(Prompt) Scan the records below for lines with the word "girl", then state how many you find and nothing else.

Items listed in a dataset
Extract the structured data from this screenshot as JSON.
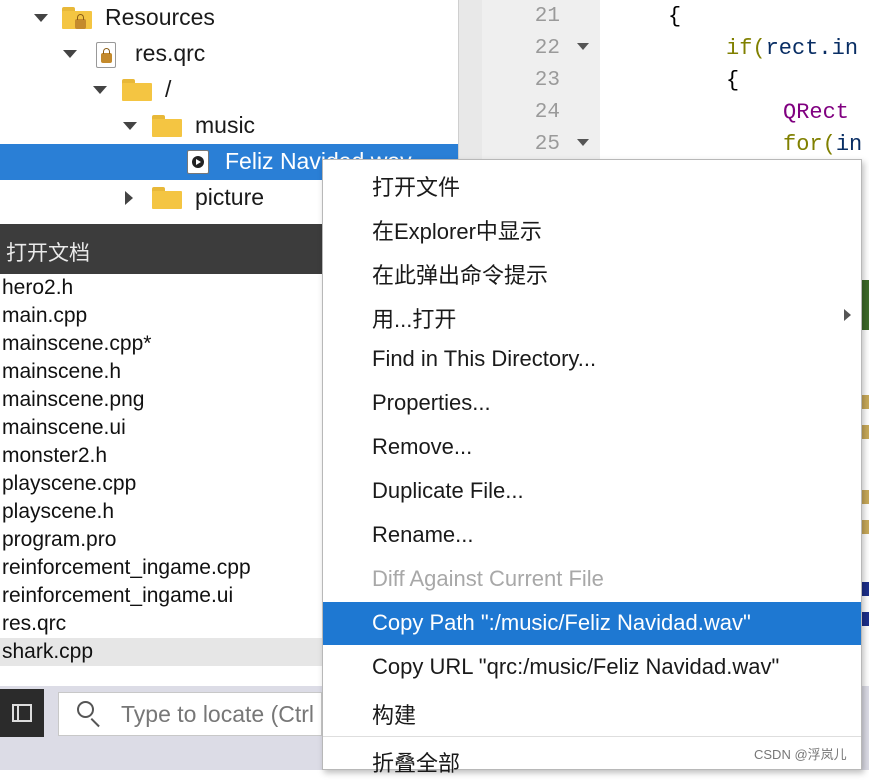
{
  "project_tree": {
    "items": [
      {
        "label": "Resources",
        "kind": "resources-folder"
      },
      {
        "label": "res.qrc",
        "kind": "qrc-file"
      },
      {
        "label": "/",
        "kind": "folder"
      },
      {
        "label": "music",
        "kind": "folder"
      },
      {
        "label": "Feliz Navidad.wav",
        "kind": "wav-file",
        "selected": true
      },
      {
        "label": "picture",
        "kind": "folder"
      }
    ]
  },
  "open_docs": {
    "title": "打开文档",
    "files": [
      "hero2.h",
      "main.cpp",
      "mainscene.cpp*",
      "mainscene.h",
      "mainscene.png",
      "mainscene.ui",
      "monster2.h",
      "playscene.cpp",
      "playscene.h",
      "program.pro",
      "reinforcement_ingame.cpp",
      "reinforcement_ingame.ui",
      "res.qrc",
      "shark.cpp"
    ],
    "highlighted": "shark.cpp"
  },
  "locator": {
    "placeholder": "Type to locate (Ctrl"
  },
  "editor": {
    "line_numbers": [
      "21",
      "22",
      "23",
      "24",
      "25"
    ],
    "lines": [
      {
        "t1": "{"
      },
      {
        "t1": "if(",
        "t2": "rect.in"
      },
      {
        "t1": "{"
      },
      {
        "t1": "QRect"
      },
      {
        "t1": "for(",
        "t2": "in"
      }
    ]
  },
  "context_menu": {
    "items": [
      {
        "label": "打开文件"
      },
      {
        "label": "在Explorer中显示"
      },
      {
        "label": "在此弹出命令提示"
      },
      {
        "label": "用...打开",
        "submenu": true
      },
      {
        "label": "Find in This Directory..."
      },
      {
        "label": "Properties..."
      },
      {
        "label": "Remove..."
      },
      {
        "label": "Duplicate File..."
      },
      {
        "label": "Rename..."
      },
      {
        "label": "Diff Against Current File",
        "disabled": true
      },
      {
        "label": "Copy Path \":/music/Feliz Navidad.wav\"",
        "active": true
      },
      {
        "label": "Copy URL \"qrc:/music/Feliz Navidad.wav\""
      },
      {
        "label": "构建"
      },
      {
        "label": "折叠全部"
      }
    ]
  },
  "watermark": "CSDN @浮岚儿",
  "colors": {
    "selection": "#2a7fd6",
    "menu_active": "#1e78d2",
    "header_dark": "#3c3c3c"
  }
}
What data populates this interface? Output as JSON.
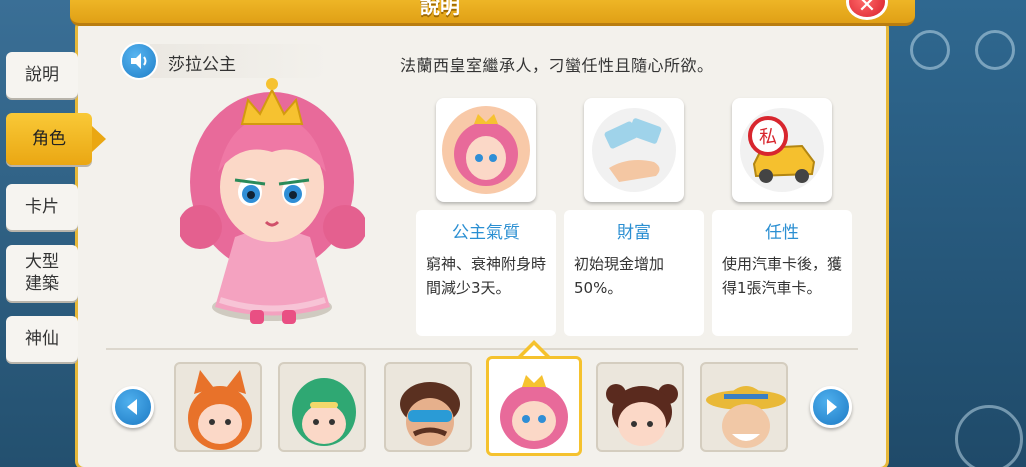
{
  "header": {
    "title": "說明",
    "close_glyph": "✕"
  },
  "tabs": [
    {
      "label": "說明",
      "active": false
    },
    {
      "label": "角色",
      "active": true
    },
    {
      "label": "卡片",
      "active": false
    },
    {
      "label": "大型\n建築",
      "active": false
    },
    {
      "label": "神仙",
      "active": false
    }
  ],
  "character": {
    "name": "莎拉公主",
    "description": "法蘭西皇室繼承人，刁蠻任性且隨心所欲。"
  },
  "traits": [
    {
      "title": "公主氣質",
      "text": "窮神、衰神附身時間減少3天。",
      "icon": "princess-portrait-icon"
    },
    {
      "title": "財富",
      "text": "初始現金增加50%。",
      "icon": "money-hand-icon"
    },
    {
      "title": "任性",
      "text": "使用汽車卡後，獲得1張汽車卡。",
      "icon": "private-car-icon"
    }
  ],
  "selector": {
    "characters": [
      {
        "icon": "fox-girl-avatar"
      },
      {
        "icon": "green-hair-avatar"
      },
      {
        "icon": "sunglasses-man-avatar"
      },
      {
        "icon": "princess-avatar",
        "selected": true
      },
      {
        "icon": "bun-girl-avatar"
      },
      {
        "icon": "old-man-hat-avatar"
      }
    ]
  },
  "colors": {
    "accent_gold": "#f5c22e",
    "title_blue": "#2b8fd2",
    "arrow_blue": "#1d7ac4"
  }
}
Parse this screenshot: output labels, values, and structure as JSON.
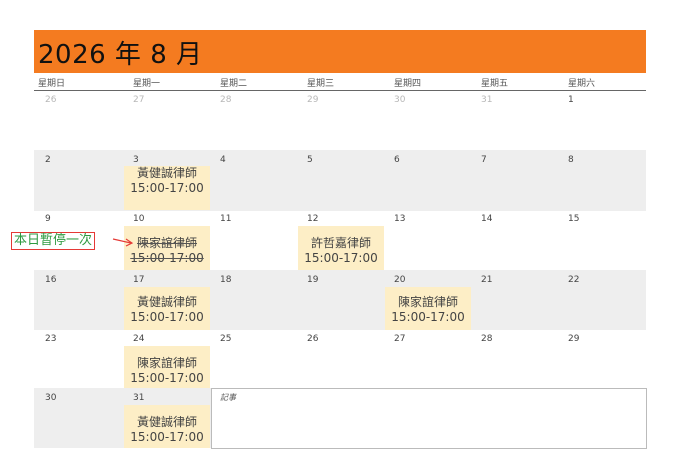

(Result) 2